[Collected data entries]
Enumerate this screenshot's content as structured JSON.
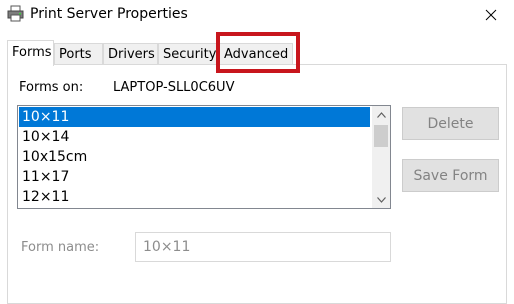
{
  "window": {
    "title": "Print Server Properties",
    "icon": "printer-icon",
    "close_icon": "close-icon"
  },
  "tabs": [
    {
      "label": "Forms",
      "selected": true
    },
    {
      "label": "Ports",
      "selected": false
    },
    {
      "label": "Drivers",
      "selected": false
    },
    {
      "label": "Security",
      "selected": false
    },
    {
      "label": "Advanced",
      "selected": false,
      "highlighted": true
    }
  ],
  "forms": {
    "forms_on_label": "Forms on:",
    "server_name": "LAPTOP-SLL0C6UV",
    "list_items": [
      "10×11",
      "10×14",
      "10x15cm",
      "11×17",
      "12×11"
    ],
    "selected_item": "10×11",
    "delete_label": "Delete",
    "save_form_label": "Save Form",
    "form_name_label": "Form name:",
    "form_name_value": "10×11"
  },
  "colors": {
    "selection": "#0078d7",
    "highlight_box": "#c8161d",
    "disabled_text": "#838383"
  }
}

Exercise brief.
Write the full listing out again with every line unchanged, but include no pictures.

Exercise answer.
Enumerate this screenshot's content as structured JSON.
{
  "window": {
    "title": "Print Server Properties",
    "icon": "printer-icon",
    "close_icon": "close-icon"
  },
  "tabs": [
    {
      "label": "Forms",
      "selected": true
    },
    {
      "label": "Ports",
      "selected": false
    },
    {
      "label": "Drivers",
      "selected": false
    },
    {
      "label": "Security",
      "selected": false
    },
    {
      "label": "Advanced",
      "selected": false,
      "highlighted": true
    }
  ],
  "forms": {
    "forms_on_label": "Forms on:",
    "server_name": "LAPTOP-SLL0C6UV",
    "list_items": [
      "10×11",
      "10×14",
      "10x15cm",
      "11×17",
      "12×11"
    ],
    "selected_item": "10×11",
    "delete_label": "Delete",
    "save_form_label": "Save Form",
    "form_name_label": "Form name:",
    "form_name_value": "10×11"
  },
  "colors": {
    "selection": "#0078d7",
    "highlight_box": "#c8161d",
    "disabled_text": "#838383"
  }
}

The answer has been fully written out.